_Set task_
Give the total number of lines with the word "ylabel" in them, and no other words.

_Entries provided_
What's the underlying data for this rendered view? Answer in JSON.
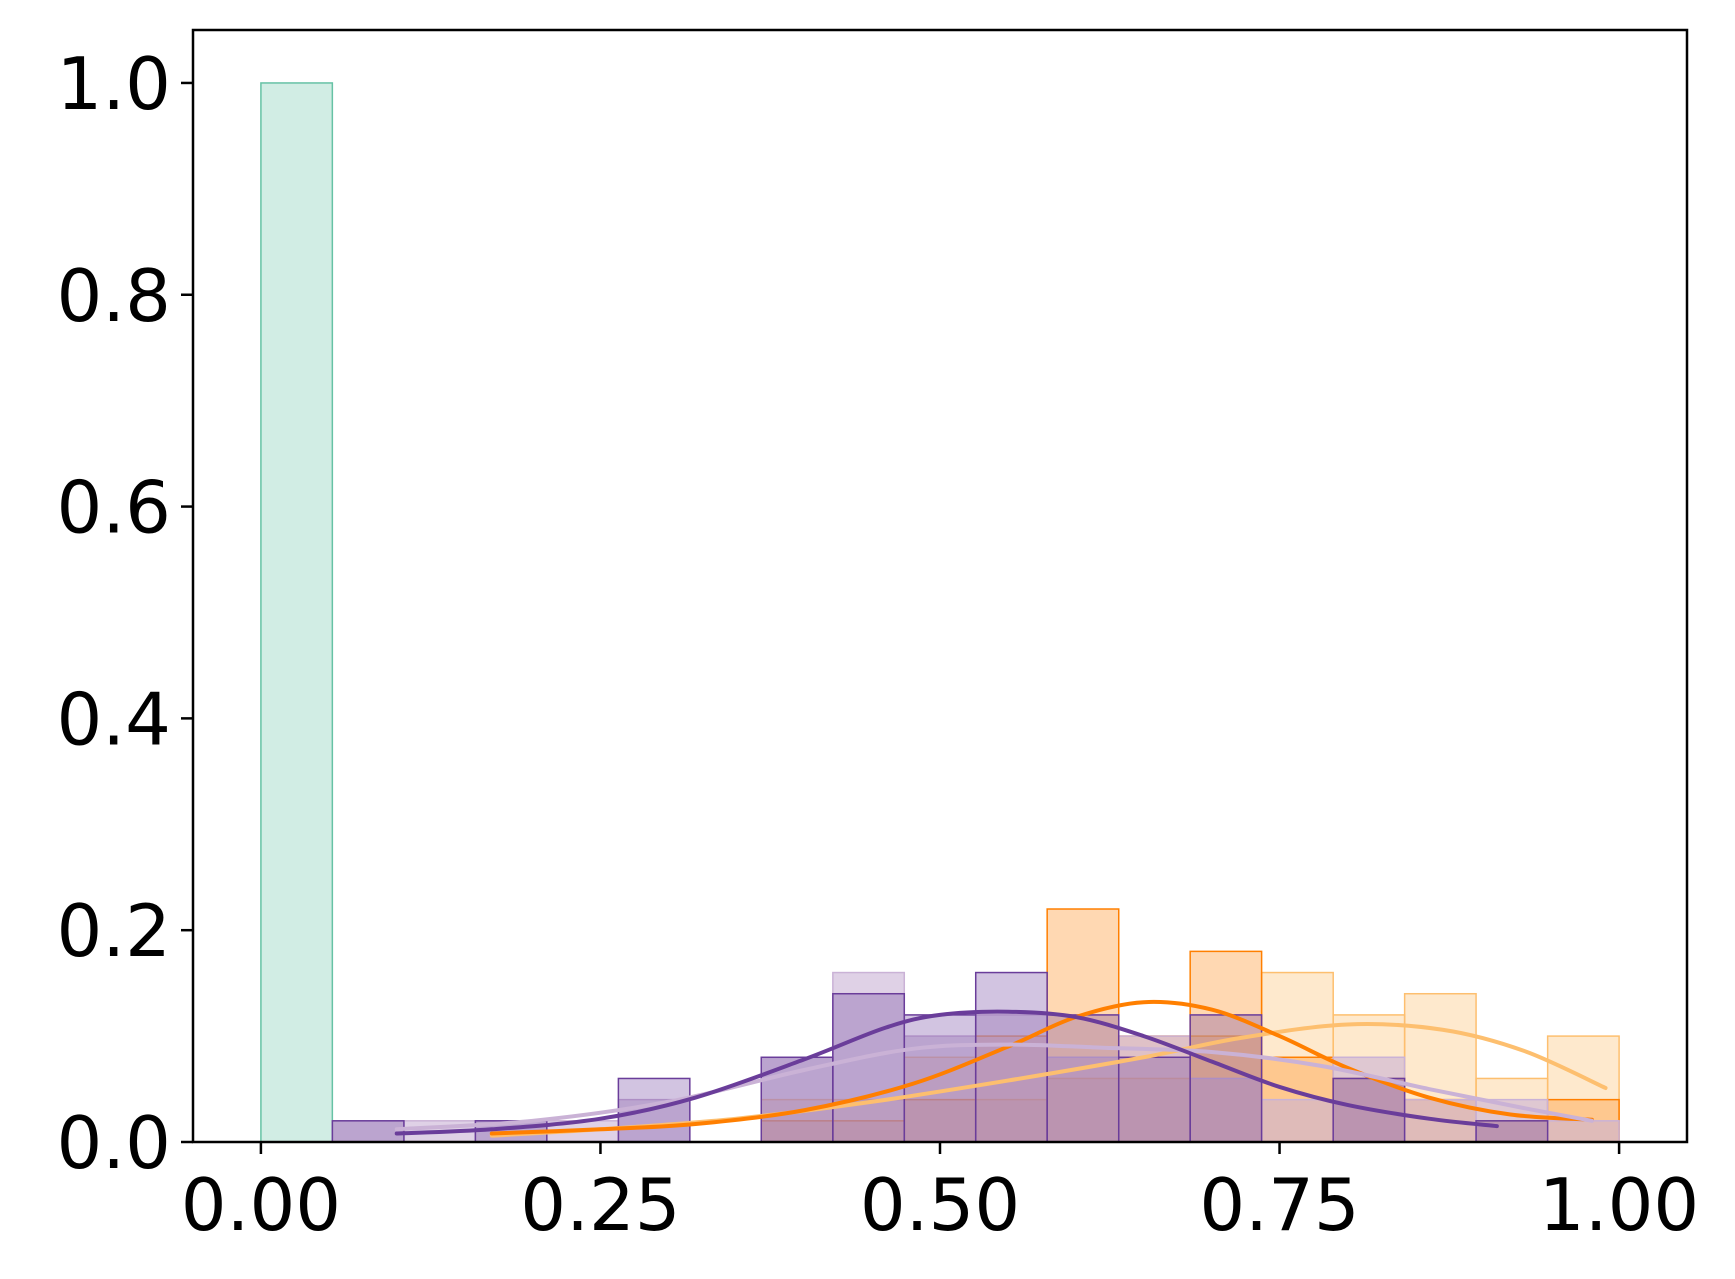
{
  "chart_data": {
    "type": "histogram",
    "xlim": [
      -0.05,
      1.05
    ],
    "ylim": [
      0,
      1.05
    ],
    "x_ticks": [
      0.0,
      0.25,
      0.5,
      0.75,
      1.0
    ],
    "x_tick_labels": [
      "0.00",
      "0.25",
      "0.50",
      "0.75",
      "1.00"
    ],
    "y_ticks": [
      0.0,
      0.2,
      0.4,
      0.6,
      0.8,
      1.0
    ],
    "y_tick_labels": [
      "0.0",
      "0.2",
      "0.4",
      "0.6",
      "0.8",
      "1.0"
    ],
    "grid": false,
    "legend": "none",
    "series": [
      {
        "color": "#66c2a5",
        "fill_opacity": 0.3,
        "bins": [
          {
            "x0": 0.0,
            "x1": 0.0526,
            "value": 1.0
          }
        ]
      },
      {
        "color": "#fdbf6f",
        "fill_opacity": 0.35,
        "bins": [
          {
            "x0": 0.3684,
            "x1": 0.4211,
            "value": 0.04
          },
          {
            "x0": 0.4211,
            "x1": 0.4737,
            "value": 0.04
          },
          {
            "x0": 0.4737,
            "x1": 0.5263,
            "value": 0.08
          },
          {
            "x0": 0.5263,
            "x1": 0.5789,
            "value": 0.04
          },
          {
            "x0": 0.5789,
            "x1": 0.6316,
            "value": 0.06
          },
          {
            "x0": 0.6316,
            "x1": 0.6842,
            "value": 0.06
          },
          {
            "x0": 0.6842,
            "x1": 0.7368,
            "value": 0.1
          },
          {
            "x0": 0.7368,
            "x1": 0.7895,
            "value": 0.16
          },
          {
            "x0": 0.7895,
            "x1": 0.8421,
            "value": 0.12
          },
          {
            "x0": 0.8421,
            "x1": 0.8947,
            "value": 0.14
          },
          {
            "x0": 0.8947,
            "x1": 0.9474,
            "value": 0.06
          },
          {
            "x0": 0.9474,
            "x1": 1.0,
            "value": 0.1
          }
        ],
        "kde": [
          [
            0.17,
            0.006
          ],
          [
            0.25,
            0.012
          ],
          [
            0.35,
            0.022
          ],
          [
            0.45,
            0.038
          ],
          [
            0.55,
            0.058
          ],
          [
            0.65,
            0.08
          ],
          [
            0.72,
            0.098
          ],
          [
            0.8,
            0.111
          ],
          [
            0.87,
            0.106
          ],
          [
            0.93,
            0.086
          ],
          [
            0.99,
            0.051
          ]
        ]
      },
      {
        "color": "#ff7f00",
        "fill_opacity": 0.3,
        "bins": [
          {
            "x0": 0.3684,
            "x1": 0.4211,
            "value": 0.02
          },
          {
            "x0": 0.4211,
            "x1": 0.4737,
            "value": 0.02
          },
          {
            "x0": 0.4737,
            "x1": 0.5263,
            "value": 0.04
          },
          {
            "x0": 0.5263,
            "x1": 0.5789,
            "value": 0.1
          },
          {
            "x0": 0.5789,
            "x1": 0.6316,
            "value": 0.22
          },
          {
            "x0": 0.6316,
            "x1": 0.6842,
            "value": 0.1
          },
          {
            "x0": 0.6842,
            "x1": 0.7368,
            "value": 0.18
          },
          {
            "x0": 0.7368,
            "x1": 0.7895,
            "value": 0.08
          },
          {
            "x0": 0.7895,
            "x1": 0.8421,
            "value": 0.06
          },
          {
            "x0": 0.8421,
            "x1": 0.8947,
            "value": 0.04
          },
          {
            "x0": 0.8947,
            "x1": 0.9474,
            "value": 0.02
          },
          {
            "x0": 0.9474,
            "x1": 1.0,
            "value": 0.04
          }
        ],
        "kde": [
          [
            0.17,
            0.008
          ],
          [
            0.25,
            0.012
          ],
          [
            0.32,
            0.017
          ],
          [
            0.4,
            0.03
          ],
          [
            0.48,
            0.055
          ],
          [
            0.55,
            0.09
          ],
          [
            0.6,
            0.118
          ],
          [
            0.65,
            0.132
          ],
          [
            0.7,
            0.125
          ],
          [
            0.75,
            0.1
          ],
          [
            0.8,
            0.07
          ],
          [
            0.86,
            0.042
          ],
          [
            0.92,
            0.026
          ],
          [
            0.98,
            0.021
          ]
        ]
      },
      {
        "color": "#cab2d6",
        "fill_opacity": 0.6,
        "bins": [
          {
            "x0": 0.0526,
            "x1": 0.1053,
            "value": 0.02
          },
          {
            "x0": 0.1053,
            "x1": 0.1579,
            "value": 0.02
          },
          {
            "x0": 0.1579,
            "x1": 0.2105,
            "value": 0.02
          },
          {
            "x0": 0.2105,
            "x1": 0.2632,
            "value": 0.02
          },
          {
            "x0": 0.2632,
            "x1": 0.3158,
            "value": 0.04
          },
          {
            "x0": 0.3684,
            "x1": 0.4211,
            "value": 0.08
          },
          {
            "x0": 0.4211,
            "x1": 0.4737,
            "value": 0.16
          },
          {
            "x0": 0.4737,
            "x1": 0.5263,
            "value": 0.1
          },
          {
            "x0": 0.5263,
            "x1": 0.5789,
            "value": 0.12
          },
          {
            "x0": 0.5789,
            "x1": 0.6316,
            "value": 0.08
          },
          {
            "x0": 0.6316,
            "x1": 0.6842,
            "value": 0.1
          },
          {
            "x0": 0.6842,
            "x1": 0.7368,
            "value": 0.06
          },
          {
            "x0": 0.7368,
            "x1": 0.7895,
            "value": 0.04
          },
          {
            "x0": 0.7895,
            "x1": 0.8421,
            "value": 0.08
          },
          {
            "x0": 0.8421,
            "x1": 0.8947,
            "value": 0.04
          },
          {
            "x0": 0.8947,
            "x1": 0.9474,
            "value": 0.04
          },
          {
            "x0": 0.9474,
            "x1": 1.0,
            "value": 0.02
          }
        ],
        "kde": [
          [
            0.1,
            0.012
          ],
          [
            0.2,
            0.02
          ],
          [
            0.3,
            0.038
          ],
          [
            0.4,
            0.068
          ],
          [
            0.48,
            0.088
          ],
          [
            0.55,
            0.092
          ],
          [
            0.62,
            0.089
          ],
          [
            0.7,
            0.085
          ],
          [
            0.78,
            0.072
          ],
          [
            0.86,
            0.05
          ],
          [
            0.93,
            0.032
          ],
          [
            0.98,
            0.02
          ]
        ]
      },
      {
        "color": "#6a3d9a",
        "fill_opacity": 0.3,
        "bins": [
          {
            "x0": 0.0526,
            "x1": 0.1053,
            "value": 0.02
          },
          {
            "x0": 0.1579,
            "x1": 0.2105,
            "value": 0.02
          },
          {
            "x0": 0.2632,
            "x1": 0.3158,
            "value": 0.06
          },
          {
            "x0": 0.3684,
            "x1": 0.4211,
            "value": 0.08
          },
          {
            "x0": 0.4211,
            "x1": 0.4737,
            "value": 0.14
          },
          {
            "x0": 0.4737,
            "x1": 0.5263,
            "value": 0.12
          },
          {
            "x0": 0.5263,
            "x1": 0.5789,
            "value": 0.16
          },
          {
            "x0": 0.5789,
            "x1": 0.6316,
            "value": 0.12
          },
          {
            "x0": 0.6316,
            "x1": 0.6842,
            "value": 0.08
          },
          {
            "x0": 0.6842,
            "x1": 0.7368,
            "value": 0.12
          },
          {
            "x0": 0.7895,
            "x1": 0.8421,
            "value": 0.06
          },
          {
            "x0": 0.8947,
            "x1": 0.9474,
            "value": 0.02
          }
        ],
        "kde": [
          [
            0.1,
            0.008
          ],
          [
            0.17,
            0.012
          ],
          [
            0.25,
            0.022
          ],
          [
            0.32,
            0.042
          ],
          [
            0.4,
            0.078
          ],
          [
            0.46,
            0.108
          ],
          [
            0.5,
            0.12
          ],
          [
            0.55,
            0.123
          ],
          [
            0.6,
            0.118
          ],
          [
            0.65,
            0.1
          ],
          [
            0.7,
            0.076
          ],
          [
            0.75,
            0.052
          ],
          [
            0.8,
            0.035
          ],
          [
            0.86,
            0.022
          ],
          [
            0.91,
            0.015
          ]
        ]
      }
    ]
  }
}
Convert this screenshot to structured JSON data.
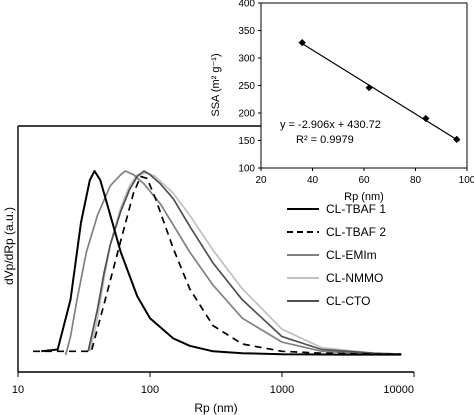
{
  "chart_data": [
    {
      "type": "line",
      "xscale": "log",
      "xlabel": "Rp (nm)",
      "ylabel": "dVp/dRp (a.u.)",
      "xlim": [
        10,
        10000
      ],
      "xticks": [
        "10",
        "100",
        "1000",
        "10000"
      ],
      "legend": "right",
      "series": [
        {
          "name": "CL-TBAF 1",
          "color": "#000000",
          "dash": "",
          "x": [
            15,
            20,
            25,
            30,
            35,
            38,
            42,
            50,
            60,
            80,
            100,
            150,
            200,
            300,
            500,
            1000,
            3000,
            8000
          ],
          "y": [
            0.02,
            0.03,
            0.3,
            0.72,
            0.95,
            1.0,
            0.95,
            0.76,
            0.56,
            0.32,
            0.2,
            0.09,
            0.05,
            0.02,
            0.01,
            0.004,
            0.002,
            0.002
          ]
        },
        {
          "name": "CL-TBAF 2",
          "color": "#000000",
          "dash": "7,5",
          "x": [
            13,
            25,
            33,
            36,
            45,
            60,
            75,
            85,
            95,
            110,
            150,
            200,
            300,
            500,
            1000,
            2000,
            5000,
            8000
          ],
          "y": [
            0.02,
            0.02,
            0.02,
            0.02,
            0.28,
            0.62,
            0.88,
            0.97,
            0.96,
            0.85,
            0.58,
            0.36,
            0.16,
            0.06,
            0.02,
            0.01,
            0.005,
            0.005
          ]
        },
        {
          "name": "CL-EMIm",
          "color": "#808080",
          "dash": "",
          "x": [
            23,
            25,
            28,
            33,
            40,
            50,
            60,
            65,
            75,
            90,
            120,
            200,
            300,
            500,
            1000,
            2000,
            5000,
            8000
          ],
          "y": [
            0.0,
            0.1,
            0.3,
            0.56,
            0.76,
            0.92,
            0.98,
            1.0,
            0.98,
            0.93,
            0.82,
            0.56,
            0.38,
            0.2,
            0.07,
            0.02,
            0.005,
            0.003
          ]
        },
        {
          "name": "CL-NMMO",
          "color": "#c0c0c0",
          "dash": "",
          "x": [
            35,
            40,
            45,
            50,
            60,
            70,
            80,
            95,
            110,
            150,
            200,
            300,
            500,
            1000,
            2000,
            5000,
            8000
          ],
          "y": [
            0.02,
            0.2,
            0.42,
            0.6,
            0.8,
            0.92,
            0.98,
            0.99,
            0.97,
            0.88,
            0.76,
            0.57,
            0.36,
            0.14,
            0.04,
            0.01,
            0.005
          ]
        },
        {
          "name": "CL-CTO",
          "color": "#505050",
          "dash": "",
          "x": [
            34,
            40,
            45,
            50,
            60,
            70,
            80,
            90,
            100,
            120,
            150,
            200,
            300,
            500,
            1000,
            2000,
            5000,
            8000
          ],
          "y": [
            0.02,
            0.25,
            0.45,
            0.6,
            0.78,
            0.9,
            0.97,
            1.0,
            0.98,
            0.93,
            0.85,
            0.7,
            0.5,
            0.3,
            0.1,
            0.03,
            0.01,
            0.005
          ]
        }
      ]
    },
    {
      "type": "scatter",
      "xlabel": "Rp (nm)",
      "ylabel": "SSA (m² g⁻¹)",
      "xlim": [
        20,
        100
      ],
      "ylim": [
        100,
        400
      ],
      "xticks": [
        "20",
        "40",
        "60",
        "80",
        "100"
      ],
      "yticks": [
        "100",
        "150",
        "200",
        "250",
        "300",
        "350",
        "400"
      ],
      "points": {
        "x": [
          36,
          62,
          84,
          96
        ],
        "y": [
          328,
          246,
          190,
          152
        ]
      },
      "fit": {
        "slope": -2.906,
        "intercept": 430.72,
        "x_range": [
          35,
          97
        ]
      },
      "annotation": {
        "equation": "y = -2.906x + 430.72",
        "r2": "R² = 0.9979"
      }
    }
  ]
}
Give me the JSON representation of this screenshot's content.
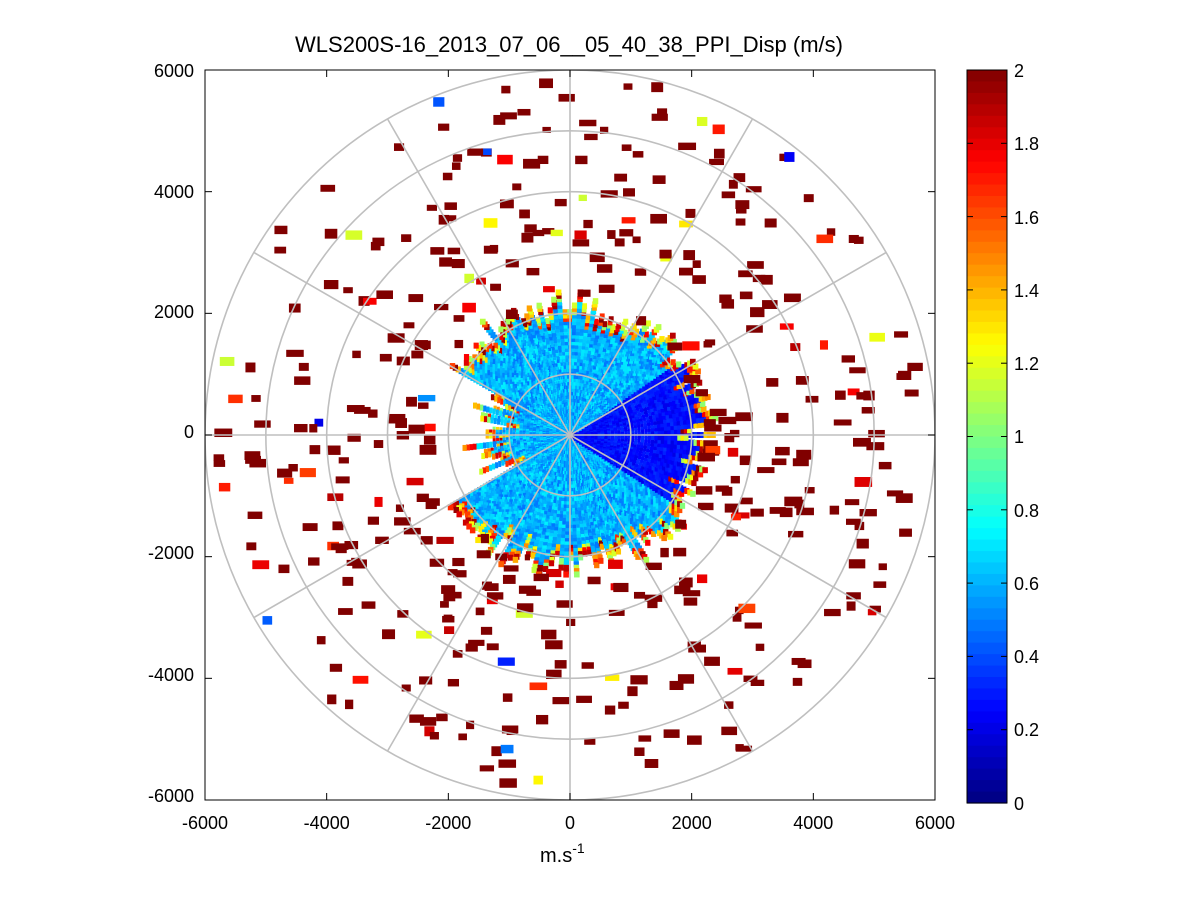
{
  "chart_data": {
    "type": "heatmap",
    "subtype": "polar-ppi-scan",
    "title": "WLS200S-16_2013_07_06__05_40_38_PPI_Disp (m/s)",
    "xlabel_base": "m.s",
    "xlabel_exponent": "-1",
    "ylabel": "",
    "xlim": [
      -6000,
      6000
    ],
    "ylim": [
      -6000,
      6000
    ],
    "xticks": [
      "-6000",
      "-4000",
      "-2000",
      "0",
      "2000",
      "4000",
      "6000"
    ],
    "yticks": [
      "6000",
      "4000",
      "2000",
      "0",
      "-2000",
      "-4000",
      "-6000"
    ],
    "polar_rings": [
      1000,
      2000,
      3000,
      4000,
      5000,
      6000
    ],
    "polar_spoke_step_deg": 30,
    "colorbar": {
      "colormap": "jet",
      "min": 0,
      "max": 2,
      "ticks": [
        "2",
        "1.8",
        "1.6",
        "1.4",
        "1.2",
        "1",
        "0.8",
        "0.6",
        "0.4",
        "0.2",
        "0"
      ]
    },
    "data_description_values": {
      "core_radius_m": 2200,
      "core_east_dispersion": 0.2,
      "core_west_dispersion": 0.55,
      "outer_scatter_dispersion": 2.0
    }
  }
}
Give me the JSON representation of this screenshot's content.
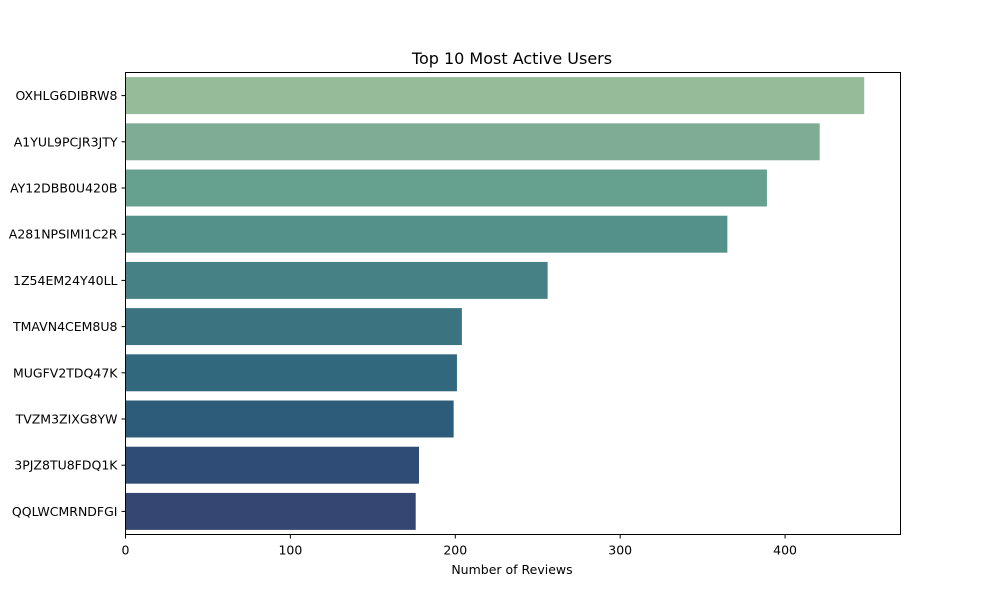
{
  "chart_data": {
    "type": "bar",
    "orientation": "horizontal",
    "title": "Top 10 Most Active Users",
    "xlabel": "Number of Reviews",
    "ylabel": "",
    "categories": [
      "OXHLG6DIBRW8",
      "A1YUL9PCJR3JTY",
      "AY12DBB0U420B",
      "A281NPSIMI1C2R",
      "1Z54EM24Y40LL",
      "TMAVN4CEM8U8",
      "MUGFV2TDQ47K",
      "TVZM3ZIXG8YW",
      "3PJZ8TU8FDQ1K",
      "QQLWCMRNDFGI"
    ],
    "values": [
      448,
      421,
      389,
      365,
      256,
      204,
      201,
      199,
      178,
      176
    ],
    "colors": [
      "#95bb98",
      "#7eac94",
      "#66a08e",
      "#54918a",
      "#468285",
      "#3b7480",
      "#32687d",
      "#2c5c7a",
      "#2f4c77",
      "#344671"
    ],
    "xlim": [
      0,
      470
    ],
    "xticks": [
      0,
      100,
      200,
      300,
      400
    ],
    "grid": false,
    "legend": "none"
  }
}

_Problem solution_
4